Selected extract Start Marker
The molecular model for mucositis pathobiology continues to mature at a rapid pace. The historically based component of clonogenic progenitor stem cell death of oral basal epithelium and/or intestinal villi continues to be a key constituent of the contemporary model. What has changed over the past 15 years, however, is that mucositis is now viewed as a complex result of a highly interdependent series of molecular, cellular, and tissue changes affecting both epithelium and submucosa (Sonis, 2009, 2010b, 2011; Bowen et al, 2011; Mougeot et al, 2011; Chen et al, 2011; Peterson et al, 2012; Logan et al, 2007, 2009; Al-Dasooqi et al, 2013; Yasuda et al, 2013) (Figure 3). These alterations can in turn be further influenced by external factors unique to the specific oral or intestinal environment (Al-Dasooqi et al, 2013; Stringer, 2013) and for which state-of-the-science technology can be utilized for research (Diaz et al, 2012). This evolving increasingly complex pathobiology model provides an essential conceptual framework for the development of mucositis therapeutics, including drugs, biologics, and devices.

Figure 3.

The contemporary pathobiology model of oral mucositis in patients with cancer is viewed as a five-phase model. In this paradigm, a complex interplay among multiple components takes place, including genetically governed up-regulation of pro-inflammatory cytokines, injury to basal epithelial stem cells, and adverse influence of the colonizing oral microflora. Sonis ST (2007). Copyrighted 2013. IMNG. 103970:813SP. Reprinted with permission.
Selected extract End Marker
Dataset records Start Marker
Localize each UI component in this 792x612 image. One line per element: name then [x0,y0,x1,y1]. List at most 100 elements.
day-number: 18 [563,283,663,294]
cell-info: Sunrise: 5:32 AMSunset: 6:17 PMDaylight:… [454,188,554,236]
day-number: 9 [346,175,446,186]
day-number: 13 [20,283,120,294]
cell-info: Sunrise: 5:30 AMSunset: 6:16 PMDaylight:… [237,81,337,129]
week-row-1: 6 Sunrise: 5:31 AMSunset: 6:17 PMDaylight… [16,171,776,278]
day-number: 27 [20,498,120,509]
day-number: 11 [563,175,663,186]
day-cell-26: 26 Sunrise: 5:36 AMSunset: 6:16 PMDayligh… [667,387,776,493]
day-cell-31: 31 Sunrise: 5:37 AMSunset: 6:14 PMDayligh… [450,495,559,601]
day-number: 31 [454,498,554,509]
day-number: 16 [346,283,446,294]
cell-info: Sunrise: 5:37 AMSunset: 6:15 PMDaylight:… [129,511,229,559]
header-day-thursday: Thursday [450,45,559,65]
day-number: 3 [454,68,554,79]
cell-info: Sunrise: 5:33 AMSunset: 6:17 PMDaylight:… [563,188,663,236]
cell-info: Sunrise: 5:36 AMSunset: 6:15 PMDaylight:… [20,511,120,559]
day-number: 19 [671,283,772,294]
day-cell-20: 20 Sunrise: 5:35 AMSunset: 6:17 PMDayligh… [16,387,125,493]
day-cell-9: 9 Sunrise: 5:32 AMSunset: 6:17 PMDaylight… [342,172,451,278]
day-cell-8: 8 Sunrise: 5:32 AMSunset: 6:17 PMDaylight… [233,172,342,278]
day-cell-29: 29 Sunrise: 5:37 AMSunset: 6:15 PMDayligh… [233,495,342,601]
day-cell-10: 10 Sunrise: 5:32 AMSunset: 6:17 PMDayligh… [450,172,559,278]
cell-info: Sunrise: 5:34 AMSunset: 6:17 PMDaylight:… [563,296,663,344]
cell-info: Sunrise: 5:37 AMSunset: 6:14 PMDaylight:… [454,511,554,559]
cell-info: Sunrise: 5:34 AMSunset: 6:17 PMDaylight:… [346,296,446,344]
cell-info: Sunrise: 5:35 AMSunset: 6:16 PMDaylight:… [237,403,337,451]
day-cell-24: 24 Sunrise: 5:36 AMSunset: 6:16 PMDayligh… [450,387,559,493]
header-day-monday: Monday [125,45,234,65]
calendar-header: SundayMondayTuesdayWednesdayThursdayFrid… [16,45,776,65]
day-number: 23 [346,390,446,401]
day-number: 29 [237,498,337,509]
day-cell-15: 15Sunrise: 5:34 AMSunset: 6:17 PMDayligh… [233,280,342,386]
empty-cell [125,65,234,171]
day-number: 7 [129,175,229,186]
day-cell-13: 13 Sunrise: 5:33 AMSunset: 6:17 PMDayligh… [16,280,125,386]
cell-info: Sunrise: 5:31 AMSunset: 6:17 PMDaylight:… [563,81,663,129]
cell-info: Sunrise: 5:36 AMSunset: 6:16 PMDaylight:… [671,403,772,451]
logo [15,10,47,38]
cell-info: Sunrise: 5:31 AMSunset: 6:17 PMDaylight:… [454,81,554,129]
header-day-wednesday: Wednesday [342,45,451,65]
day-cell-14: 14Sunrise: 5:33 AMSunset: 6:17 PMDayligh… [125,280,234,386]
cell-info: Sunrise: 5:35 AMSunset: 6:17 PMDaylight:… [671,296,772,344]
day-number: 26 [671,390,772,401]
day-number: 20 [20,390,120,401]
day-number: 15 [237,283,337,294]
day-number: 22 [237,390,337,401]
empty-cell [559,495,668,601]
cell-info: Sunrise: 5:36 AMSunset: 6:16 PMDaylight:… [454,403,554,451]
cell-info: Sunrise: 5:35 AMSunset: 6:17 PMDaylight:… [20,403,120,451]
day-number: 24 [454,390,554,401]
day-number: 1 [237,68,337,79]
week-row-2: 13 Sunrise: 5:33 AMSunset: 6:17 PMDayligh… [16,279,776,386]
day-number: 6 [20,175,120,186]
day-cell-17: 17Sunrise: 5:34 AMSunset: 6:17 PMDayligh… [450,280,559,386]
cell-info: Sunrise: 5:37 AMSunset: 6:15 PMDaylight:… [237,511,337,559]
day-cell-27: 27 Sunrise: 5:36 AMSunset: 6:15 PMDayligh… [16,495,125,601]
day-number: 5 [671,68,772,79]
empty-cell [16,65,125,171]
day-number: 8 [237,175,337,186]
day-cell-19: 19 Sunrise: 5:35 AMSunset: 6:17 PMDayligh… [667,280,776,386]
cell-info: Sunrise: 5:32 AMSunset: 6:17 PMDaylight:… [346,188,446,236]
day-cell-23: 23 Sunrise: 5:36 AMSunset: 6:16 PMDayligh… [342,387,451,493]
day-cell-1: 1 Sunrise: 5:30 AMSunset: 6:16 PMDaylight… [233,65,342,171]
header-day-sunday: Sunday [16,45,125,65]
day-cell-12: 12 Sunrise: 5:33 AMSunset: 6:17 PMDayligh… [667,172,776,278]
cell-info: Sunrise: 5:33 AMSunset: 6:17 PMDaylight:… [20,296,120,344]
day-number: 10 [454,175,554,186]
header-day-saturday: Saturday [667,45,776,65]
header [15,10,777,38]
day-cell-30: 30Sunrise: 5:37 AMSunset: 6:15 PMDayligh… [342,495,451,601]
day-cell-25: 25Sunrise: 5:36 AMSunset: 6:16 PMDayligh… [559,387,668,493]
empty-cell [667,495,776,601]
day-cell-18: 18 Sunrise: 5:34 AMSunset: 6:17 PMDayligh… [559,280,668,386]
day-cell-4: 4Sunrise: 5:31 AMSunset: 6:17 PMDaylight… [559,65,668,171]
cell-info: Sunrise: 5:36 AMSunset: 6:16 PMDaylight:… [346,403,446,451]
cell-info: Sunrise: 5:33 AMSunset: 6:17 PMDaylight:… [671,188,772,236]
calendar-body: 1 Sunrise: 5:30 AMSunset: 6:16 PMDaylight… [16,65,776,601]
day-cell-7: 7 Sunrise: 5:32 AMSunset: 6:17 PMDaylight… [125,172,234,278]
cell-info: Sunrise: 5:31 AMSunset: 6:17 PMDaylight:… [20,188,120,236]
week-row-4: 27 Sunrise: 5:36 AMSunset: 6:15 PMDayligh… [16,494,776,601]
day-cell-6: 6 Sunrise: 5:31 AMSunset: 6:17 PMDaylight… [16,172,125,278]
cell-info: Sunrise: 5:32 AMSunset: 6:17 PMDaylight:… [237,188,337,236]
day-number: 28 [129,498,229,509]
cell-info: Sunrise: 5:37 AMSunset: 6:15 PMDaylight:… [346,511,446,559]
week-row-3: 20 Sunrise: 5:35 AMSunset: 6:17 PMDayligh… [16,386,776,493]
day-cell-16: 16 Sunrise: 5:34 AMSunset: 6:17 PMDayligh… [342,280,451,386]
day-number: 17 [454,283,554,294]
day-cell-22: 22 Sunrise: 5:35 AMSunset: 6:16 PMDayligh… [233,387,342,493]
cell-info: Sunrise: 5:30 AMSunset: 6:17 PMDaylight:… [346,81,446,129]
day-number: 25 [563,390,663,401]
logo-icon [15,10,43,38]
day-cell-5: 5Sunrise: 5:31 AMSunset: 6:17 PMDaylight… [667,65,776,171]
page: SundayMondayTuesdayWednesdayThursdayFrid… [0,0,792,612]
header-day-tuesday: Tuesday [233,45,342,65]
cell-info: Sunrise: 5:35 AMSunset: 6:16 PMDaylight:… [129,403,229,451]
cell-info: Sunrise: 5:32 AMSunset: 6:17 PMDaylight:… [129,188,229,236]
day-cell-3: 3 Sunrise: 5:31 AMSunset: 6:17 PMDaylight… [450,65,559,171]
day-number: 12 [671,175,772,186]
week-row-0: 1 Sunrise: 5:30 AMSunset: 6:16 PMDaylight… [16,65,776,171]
Dataset records End Marker
> [Actions to take]
A. Answer these questions from the excerpt on mucositis pathobiology:
(i) Over how many years has the view of mucositis changed?
(ii) How many phases does the contemporary pathobiology model of oral mucositis have?
(iii) Which three kinds of mucositis therapeutics does the model provide a framework for?
B. From the excerpt on mucositis pathobiology, extract the passage that opens with the words containing "The contemporary pathobiology" and closes with "Reprinted with permission.".

> [Answers for the tasks]
A.
(i) 15 years
(ii) Five
(iii) Drugs, biologics, and devices

B.
The contemporary pathobiology model of oral mucositis in patients with cancer is viewed as a five-phase model. In this paradigm, a complex interplay among multiple components takes place, including genetically governed up-regulation of pro-inflammatory cytokines, injury to basal epithelial stem cells, and adverse influence of the colonizing oral microflora. Sonis ST (2007). Copyrighted 2013. IMNG. 103970:813SP. Reprinted with permission.